Among the lines below, list those containing the string "color".

* **Entries supplied**:
<<<<

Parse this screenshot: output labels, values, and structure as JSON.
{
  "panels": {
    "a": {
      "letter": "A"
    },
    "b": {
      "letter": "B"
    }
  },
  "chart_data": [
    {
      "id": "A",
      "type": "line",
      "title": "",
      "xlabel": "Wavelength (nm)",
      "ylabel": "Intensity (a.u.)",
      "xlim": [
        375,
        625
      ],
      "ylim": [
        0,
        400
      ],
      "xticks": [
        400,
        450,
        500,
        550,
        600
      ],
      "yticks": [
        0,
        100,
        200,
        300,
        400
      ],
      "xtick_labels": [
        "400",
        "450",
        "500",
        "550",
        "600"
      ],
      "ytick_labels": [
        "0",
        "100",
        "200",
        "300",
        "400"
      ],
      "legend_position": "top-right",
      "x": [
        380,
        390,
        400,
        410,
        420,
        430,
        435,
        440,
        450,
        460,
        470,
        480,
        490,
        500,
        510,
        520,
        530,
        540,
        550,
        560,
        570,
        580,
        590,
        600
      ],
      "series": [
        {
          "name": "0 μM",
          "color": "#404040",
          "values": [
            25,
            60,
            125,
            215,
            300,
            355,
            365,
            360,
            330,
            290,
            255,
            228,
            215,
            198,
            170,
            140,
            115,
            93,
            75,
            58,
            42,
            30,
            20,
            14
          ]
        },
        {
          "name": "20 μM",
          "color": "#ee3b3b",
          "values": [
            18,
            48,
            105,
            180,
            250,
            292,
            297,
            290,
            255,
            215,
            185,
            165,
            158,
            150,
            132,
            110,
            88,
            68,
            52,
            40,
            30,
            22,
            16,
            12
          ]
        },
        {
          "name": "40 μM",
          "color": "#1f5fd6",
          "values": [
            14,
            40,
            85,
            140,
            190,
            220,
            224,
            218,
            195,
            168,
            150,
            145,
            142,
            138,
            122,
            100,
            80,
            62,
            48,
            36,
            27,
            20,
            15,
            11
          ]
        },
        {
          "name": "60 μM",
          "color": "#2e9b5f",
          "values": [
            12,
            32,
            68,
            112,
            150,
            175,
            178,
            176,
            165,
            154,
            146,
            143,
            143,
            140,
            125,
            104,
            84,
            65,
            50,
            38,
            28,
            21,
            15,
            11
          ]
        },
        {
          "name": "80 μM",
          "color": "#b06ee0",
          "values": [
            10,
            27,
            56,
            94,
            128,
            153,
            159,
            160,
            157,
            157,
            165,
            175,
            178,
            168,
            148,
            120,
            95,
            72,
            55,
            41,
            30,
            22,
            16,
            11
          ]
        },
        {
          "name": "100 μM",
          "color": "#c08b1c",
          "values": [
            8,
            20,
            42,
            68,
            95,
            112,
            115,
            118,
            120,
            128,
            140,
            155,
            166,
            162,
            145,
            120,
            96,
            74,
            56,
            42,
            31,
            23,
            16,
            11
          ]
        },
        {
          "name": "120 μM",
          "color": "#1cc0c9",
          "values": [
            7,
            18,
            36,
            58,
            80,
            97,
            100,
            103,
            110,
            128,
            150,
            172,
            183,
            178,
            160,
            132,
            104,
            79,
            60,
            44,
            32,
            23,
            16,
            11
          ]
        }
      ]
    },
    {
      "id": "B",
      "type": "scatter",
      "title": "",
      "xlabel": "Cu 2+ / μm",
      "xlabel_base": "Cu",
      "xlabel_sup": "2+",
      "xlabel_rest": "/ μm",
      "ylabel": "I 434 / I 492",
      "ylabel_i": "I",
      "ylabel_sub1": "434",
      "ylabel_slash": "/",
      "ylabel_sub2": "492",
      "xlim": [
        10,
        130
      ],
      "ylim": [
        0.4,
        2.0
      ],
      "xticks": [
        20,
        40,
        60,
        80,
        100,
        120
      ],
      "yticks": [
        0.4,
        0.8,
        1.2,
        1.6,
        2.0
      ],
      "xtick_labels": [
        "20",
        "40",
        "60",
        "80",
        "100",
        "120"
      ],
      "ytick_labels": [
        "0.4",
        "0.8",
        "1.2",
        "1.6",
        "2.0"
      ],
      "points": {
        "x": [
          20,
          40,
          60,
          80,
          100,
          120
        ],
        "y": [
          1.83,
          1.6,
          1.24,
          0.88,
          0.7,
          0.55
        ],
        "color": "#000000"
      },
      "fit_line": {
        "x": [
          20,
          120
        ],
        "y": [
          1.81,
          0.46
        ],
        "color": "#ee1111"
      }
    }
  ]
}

>>>>

* **Written answer**:
          "color": "#404040",
          "color": "#ee3b3b",
          "color": "#1f5fd6",
          "color": "#2e9b5f",
          "color": "#b06ee0",
          "color": "#c08b1c",
          "color": "#1cc0c9",
        "color": "#000000"
        "color": "#ee1111"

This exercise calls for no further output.